#### [EXERCISE DESCRIPTION]
Leave out every picture, then transcribe the rest of the listing exactly.

Data records:
■ ■ ■ ■ ■ ■ ■
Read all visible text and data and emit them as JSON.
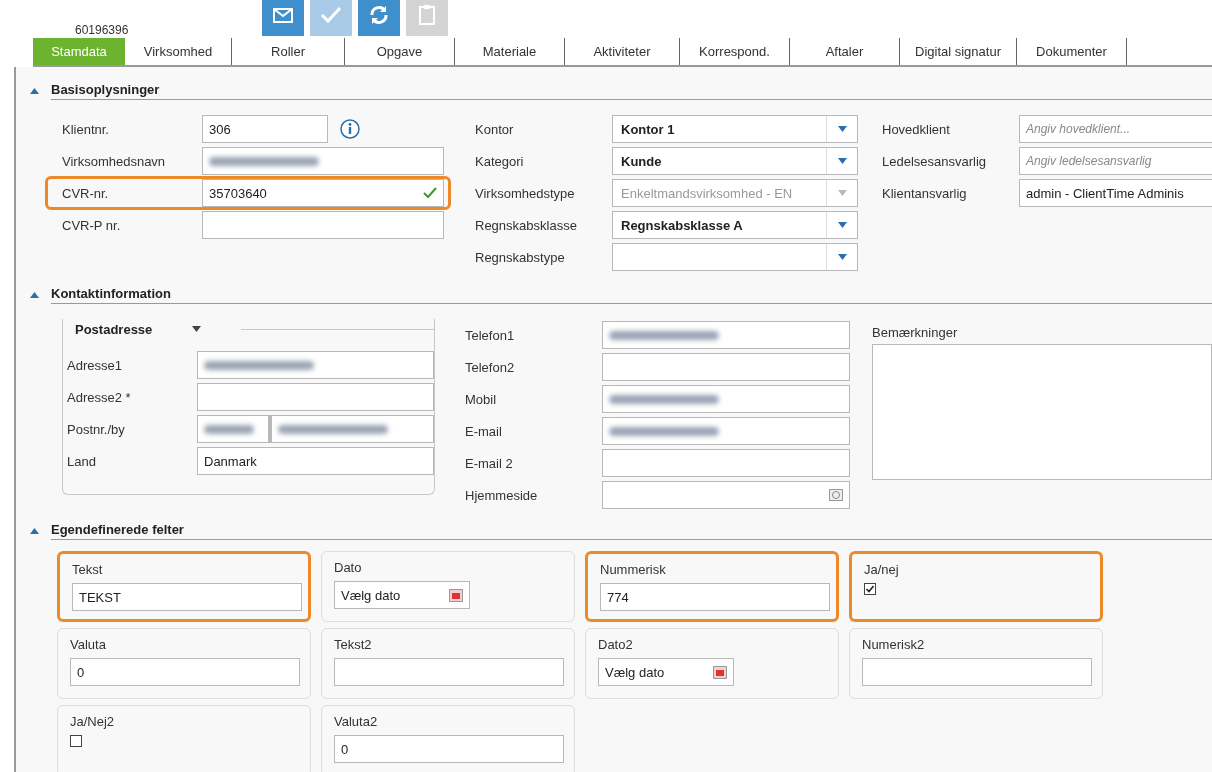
{
  "header": {
    "client_number": "60196396",
    "toolbar": [
      {
        "kind": "mail",
        "disabled": false
      },
      {
        "kind": "check",
        "disabled": false
      },
      {
        "kind": "sync",
        "disabled": false
      },
      {
        "kind": "clipboard",
        "disabled": true
      }
    ]
  },
  "tabs": [
    {
      "label": "Stamdata",
      "selected": true
    },
    {
      "label": "Virksomhed",
      "selected": false
    },
    {
      "label": "Roller",
      "selected": false
    },
    {
      "label": "Opgave",
      "selected": false
    },
    {
      "label": "Materiale",
      "selected": false
    },
    {
      "label": "Aktiviteter",
      "selected": false
    },
    {
      "label": "Korrespond.",
      "selected": false
    },
    {
      "label": "Aftaler",
      "selected": false
    },
    {
      "label": "Digital signatur",
      "selected": false
    },
    {
      "label": "Dokumenter",
      "selected": false
    }
  ],
  "basis": {
    "title": "Basisoplysninger",
    "expanded": true,
    "columns": [
      [
        {
          "label": "Klientnr.",
          "kind": "short",
          "value": "306",
          "info": true
        },
        {
          "label": "Virksomhedsnavn",
          "kind": "text",
          "redacted": true
        },
        {
          "label": "CVR-nr.",
          "kind": "text",
          "value": "35703640",
          "valid": true,
          "highlighted": true
        },
        {
          "label": "CVR-P nr.",
          "kind": "text"
        }
      ],
      [
        {
          "label": "Kontor",
          "kind": "dropdown",
          "value": "Kontor 1",
          "disabled": false
        },
        {
          "label": "Kategori",
          "kind": "dropdown",
          "value": "Kunde",
          "disabled": false
        },
        {
          "label": "Virksomhedstype",
          "kind": "dropdown",
          "value": "Enkeltmandsvirksomhed - EN",
          "disabled": true
        },
        {
          "label": "Regnskabsklasse",
          "kind": "dropdown",
          "value": "Regnskabsklasse A",
          "disabled": false
        },
        {
          "label": "Regnskabstype",
          "kind": "dropdown",
          "disabled": false
        }
      ],
      [
        {
          "label": "Hovedklient",
          "kind": "text",
          "placeholder": "Angiv hovedklient..."
        },
        {
          "label": "Ledelsesansvarlig",
          "kind": "text",
          "placeholder": "Angiv ledelsesansvarlig"
        },
        {
          "label": "Klientansvarlig",
          "kind": "text",
          "value": "admin - ClientTime Adminis"
        }
      ]
    ]
  },
  "kontakt": {
    "title": "Kontaktinformation",
    "expanded": true,
    "address_group": {
      "title": "Postadresse",
      "rows": [
        {
          "label": "Adresse1",
          "kind": "text",
          "redacted": true
        },
        {
          "label": "Adresse2 *",
          "kind": "text"
        },
        {
          "label": "Postnr./by",
          "kind": "split",
          "redacted": true
        },
        {
          "label": "Land",
          "kind": "text",
          "value": "Danmark"
        }
      ]
    },
    "rows": [
      {
        "label": "Telefon1",
        "kind": "text",
        "redacted": true
      },
      {
        "label": "Telefon2",
        "kind": "text"
      },
      {
        "label": "Mobil",
        "kind": "text",
        "redacted": true
      },
      {
        "label": "E-mail",
        "kind": "text",
        "redacted": true
      },
      {
        "label": "E-mail 2",
        "kind": "text"
      },
      {
        "label": "Hjemmeside",
        "kind": "link"
      }
    ],
    "notes_label": "Bemærkninger"
  },
  "custom": {
    "title": "Egendefinerede felter",
    "expanded": true,
    "fields": [
      {
        "label": "Tekst",
        "kind": "text",
        "value": "TEKST",
        "highlighted": true
      },
      {
        "label": "Dato",
        "kind": "date",
        "value": "Vælg dato",
        "highlighted": false
      },
      {
        "label": "Nummerisk",
        "kind": "text",
        "value": "774",
        "highlighted": true
      },
      {
        "label": "Ja/nej",
        "kind": "check",
        "checked": true,
        "highlighted": true
      },
      {
        "label": "Valuta",
        "kind": "text",
        "value": "0",
        "highlighted": false
      },
      {
        "label": "Tekst2",
        "kind": "text",
        "highlighted": false
      },
      {
        "label": "Dato2",
        "kind": "date",
        "value": "Vælg dato",
        "highlighted": false
      },
      {
        "label": "Numerisk2",
        "kind": "text",
        "highlighted": false
      },
      {
        "label": "Ja/Nej2",
        "kind": "check",
        "checked": false,
        "highlighted": false
      },
      {
        "label": "Valuta2",
        "kind": "text",
        "value": "0",
        "highlighted": false
      }
    ]
  }
}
■ ■ ■ ■ ■ ■ ■
#### [EXERCISE RESULT]
Read all visible text and data and emit them as JSON.
{
  "header": {
    "client_number": "60196396",
    "toolbar": [
      {
        "kind": "mail",
        "disabled": false
      },
      {
        "kind": "check",
        "disabled": false
      },
      {
        "kind": "sync",
        "disabled": false
      },
      {
        "kind": "clipboard",
        "disabled": true
      }
    ]
  },
  "tabs": [
    {
      "label": "Stamdata",
      "selected": true
    },
    {
      "label": "Virksomhed",
      "selected": false
    },
    {
      "label": "Roller",
      "selected": false
    },
    {
      "label": "Opgave",
      "selected": false
    },
    {
      "label": "Materiale",
      "selected": false
    },
    {
      "label": "Aktiviteter",
      "selected": false
    },
    {
      "label": "Korrespond.",
      "selected": false
    },
    {
      "label": "Aftaler",
      "selected": false
    },
    {
      "label": "Digital signatur",
      "selected": false
    },
    {
      "label": "Dokumenter",
      "selected": false
    }
  ],
  "basis": {
    "title": "Basisoplysninger",
    "expanded": true,
    "columns": [
      [
        {
          "label": "Klientnr.",
          "kind": "short",
          "value": "306",
          "info": true
        },
        {
          "label": "Virksomhedsnavn",
          "kind": "text",
          "redacted": true
        },
        {
          "label": "CVR-nr.",
          "kind": "text",
          "value": "35703640",
          "valid": true,
          "highlighted": true
        },
        {
          "label": "CVR-P nr.",
          "kind": "text"
        }
      ],
      [
        {
          "label": "Kontor",
          "kind": "dropdown",
          "value": "Kontor 1",
          "disabled": false
        },
        {
          "label": "Kategori",
          "kind": "dropdown",
          "value": "Kunde",
          "disabled": false
        },
        {
          "label": "Virksomhedstype",
          "kind": "dropdown",
          "value": "Enkeltmandsvirksomhed - EN",
          "disabled": true
        },
        {
          "label": "Regnskabsklasse",
          "kind": "dropdown",
          "value": "Regnskabsklasse A",
          "disabled": false
        },
        {
          "label": "Regnskabstype",
          "kind": "dropdown",
          "disabled": false
        }
      ],
      [
        {
          "label": "Hovedklient",
          "kind": "text",
          "placeholder": "Angiv hovedklient..."
        },
        {
          "label": "Ledelsesansvarlig",
          "kind": "text",
          "placeholder": "Angiv ledelsesansvarlig"
        },
        {
          "label": "Klientansvarlig",
          "kind": "text",
          "value": "admin - ClientTime Adminis"
        }
      ]
    ]
  },
  "kontakt": {
    "title": "Kontaktinformation",
    "expanded": true,
    "address_group": {
      "title": "Postadresse",
      "rows": [
        {
          "label": "Adresse1",
          "kind": "text",
          "redacted": true
        },
        {
          "label": "Adresse2 *",
          "kind": "text"
        },
        {
          "label": "Postnr./by",
          "kind": "split",
          "redacted": true
        },
        {
          "label": "Land",
          "kind": "text",
          "value": "Danmark"
        }
      ]
    },
    "rows": [
      {
        "label": "Telefon1",
        "kind": "text",
        "redacted": true
      },
      {
        "label": "Telefon2",
        "kind": "text"
      },
      {
        "label": "Mobil",
        "kind": "text",
        "redacted": true
      },
      {
        "label": "E-mail",
        "kind": "text",
        "redacted": true
      },
      {
        "label": "E-mail 2",
        "kind": "text"
      },
      {
        "label": "Hjemmeside",
        "kind": "link"
      }
    ],
    "notes_label": "Bemærkninger"
  },
  "custom": {
    "title": "Egendefinerede felter",
    "expanded": true,
    "fields": [
      {
        "label": "Tekst",
        "kind": "text",
        "value": "TEKST",
        "highlighted": true
      },
      {
        "label": "Dato",
        "kind": "date",
        "value": "Vælg dato",
        "highlighted": false
      },
      {
        "label": "Nummerisk",
        "kind": "text",
        "value": "774",
        "highlighted": true
      },
      {
        "label": "Ja/nej",
        "kind": "check",
        "checked": true,
        "highlighted": true
      },
      {
        "label": "Valuta",
        "kind": "text",
        "value": "0",
        "highlighted": false
      },
      {
        "label": "Tekst2",
        "kind": "text",
        "highlighted": false
      },
      {
        "label": "Dato2",
        "kind": "date",
        "value": "Vælg dato",
        "highlighted": false
      },
      {
        "label": "Numerisk2",
        "kind": "text",
        "highlighted": false
      },
      {
        "label": "Ja/Nej2",
        "kind": "check",
        "checked": false,
        "highlighted": false
      },
      {
        "label": "Valuta2",
        "kind": "text",
        "value": "0",
        "highlighted": false
      }
    ]
  }
}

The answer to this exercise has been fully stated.